Direction:
Below are the records; collect from them each line containing the string "June".

Figure record listings:
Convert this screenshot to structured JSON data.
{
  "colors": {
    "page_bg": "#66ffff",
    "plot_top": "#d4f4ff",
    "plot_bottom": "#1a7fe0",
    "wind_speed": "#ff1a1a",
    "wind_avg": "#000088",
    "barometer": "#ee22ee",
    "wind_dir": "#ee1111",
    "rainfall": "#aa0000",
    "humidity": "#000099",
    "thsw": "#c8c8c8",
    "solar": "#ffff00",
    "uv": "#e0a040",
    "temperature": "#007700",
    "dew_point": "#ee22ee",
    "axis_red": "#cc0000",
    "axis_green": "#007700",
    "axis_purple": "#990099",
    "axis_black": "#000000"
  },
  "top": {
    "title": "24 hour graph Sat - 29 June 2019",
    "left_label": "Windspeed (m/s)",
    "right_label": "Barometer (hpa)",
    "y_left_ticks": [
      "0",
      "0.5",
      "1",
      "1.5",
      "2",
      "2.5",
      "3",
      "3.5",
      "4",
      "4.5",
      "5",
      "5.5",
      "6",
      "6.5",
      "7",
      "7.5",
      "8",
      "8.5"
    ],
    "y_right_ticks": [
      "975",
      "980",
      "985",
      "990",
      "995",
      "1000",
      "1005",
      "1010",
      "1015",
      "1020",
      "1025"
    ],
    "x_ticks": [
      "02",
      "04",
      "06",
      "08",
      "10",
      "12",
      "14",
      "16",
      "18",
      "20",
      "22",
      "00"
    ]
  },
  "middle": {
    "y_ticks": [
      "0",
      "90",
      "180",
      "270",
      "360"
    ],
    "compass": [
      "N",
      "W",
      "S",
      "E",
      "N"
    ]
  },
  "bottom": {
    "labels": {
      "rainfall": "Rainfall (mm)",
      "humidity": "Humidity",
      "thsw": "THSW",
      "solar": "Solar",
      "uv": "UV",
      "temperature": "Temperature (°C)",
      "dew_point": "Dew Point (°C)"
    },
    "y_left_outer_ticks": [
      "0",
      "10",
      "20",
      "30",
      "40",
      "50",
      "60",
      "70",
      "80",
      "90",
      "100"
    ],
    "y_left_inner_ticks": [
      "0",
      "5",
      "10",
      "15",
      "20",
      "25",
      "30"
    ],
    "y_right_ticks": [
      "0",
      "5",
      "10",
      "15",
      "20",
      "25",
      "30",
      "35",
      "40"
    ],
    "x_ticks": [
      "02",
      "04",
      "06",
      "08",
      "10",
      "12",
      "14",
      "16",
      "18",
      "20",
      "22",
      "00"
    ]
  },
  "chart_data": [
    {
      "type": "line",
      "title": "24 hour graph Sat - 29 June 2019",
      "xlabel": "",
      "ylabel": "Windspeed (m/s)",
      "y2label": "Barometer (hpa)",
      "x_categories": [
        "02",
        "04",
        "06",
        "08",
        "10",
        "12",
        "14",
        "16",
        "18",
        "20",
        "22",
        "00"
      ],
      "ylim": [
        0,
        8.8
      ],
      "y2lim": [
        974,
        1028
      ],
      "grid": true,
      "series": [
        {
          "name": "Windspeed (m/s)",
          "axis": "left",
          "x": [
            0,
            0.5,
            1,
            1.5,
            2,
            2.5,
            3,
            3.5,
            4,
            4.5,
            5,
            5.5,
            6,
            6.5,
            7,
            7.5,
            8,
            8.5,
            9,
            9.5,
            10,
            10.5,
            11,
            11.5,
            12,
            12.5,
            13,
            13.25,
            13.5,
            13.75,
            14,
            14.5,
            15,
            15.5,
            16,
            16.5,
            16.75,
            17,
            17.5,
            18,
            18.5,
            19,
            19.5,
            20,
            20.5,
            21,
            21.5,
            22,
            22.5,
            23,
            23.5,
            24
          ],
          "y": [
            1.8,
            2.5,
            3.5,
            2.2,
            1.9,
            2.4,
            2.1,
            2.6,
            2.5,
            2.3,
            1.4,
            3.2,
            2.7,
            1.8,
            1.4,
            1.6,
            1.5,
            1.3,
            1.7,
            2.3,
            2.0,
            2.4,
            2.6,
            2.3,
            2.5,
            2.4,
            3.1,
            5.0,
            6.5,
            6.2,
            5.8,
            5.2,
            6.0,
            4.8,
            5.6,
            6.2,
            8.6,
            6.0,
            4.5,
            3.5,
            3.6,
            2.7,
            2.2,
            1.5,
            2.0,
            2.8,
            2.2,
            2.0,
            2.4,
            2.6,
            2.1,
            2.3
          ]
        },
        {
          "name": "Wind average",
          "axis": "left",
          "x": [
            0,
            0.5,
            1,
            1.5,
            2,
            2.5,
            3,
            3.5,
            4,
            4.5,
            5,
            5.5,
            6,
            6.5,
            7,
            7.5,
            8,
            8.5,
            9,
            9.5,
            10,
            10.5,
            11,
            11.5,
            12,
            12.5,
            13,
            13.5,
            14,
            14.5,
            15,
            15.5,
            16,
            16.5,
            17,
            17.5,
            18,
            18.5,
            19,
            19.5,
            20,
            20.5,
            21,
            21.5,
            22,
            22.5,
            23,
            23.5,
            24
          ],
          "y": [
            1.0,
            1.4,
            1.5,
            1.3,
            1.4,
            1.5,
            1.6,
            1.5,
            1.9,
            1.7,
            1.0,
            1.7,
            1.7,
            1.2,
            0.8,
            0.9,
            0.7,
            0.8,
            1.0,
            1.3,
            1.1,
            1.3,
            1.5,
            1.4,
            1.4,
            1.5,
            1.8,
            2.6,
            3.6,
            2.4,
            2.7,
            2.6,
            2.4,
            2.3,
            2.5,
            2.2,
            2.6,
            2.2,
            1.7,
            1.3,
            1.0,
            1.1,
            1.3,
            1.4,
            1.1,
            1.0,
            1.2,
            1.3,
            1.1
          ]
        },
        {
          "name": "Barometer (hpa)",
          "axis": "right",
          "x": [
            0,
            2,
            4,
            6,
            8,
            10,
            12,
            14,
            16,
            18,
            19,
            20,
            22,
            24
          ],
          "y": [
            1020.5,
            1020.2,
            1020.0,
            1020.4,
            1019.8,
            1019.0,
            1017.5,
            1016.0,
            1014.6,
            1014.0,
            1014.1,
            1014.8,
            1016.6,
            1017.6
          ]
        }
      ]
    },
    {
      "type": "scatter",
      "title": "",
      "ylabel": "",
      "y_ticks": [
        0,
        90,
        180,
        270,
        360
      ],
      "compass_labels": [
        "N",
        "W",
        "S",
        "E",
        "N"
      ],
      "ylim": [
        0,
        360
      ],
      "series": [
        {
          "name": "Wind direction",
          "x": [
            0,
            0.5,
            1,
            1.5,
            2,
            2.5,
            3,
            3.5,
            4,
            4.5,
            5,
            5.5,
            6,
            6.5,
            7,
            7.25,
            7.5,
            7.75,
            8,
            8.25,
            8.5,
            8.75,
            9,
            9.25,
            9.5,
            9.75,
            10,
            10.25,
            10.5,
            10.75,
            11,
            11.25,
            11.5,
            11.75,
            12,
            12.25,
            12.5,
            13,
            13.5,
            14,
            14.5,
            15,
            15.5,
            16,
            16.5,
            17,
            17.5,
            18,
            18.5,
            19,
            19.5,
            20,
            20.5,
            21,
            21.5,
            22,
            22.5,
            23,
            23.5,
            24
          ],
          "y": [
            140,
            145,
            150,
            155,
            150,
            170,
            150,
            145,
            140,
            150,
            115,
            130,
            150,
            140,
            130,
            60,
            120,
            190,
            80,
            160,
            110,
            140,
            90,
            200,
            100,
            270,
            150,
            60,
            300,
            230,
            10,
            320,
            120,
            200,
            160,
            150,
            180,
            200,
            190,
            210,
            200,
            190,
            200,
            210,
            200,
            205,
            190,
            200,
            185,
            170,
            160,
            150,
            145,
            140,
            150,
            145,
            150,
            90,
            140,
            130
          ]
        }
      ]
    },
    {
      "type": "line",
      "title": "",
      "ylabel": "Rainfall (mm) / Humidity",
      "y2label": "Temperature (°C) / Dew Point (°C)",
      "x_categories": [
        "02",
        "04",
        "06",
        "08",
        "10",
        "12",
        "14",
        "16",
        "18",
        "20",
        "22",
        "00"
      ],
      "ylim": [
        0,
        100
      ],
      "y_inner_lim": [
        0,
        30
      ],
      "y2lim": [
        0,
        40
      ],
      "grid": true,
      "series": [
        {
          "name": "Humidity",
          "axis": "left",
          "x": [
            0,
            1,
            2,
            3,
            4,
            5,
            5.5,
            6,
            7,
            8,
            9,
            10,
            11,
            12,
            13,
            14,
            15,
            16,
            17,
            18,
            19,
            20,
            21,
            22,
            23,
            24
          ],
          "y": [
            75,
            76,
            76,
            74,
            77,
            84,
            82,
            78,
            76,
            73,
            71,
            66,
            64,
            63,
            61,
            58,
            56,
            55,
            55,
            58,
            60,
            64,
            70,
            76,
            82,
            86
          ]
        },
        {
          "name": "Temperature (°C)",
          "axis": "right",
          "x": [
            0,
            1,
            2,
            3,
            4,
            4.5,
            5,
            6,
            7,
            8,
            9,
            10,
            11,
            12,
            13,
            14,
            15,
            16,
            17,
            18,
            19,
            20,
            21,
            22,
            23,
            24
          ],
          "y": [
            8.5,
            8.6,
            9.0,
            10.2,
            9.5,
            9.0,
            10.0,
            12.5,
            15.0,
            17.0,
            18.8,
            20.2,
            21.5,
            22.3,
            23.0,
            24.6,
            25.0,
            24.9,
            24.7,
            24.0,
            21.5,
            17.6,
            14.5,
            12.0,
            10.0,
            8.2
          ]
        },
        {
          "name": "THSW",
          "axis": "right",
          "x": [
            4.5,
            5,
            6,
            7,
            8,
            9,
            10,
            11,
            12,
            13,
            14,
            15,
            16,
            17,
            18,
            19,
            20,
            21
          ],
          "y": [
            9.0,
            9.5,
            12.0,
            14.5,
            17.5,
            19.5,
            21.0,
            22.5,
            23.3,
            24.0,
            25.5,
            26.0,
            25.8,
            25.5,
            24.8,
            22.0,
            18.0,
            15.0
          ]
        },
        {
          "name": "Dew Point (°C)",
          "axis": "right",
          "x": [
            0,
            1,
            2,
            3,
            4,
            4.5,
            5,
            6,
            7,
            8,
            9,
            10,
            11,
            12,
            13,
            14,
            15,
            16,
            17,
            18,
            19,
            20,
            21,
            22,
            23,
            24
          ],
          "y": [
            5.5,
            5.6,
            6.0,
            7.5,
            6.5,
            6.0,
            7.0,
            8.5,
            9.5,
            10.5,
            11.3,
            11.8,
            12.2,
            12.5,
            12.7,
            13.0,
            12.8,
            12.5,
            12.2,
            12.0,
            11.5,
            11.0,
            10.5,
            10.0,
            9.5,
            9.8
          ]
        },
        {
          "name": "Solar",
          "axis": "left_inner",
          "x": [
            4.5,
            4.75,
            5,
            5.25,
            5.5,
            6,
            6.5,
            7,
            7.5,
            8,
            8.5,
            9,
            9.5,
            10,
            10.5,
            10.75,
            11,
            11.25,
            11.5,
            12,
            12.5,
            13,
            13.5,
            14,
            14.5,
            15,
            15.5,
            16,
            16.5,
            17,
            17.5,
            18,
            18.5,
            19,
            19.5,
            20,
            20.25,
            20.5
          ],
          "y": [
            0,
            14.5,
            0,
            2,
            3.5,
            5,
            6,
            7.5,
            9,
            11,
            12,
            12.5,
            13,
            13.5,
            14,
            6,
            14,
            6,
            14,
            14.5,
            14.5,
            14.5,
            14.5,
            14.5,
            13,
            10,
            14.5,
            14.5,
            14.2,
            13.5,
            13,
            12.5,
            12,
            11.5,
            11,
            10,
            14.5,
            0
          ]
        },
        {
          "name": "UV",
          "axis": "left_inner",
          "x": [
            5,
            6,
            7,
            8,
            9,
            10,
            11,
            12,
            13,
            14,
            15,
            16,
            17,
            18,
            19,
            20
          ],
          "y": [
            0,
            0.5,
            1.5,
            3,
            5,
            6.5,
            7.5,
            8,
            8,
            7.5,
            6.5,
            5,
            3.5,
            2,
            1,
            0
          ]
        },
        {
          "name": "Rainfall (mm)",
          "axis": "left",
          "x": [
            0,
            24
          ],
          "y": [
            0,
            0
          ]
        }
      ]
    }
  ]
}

Exercise result:
    "title": "24 hour graph Sat - 29 June 2019",
      "title": "24 hour graph Sat - 29 June 2019",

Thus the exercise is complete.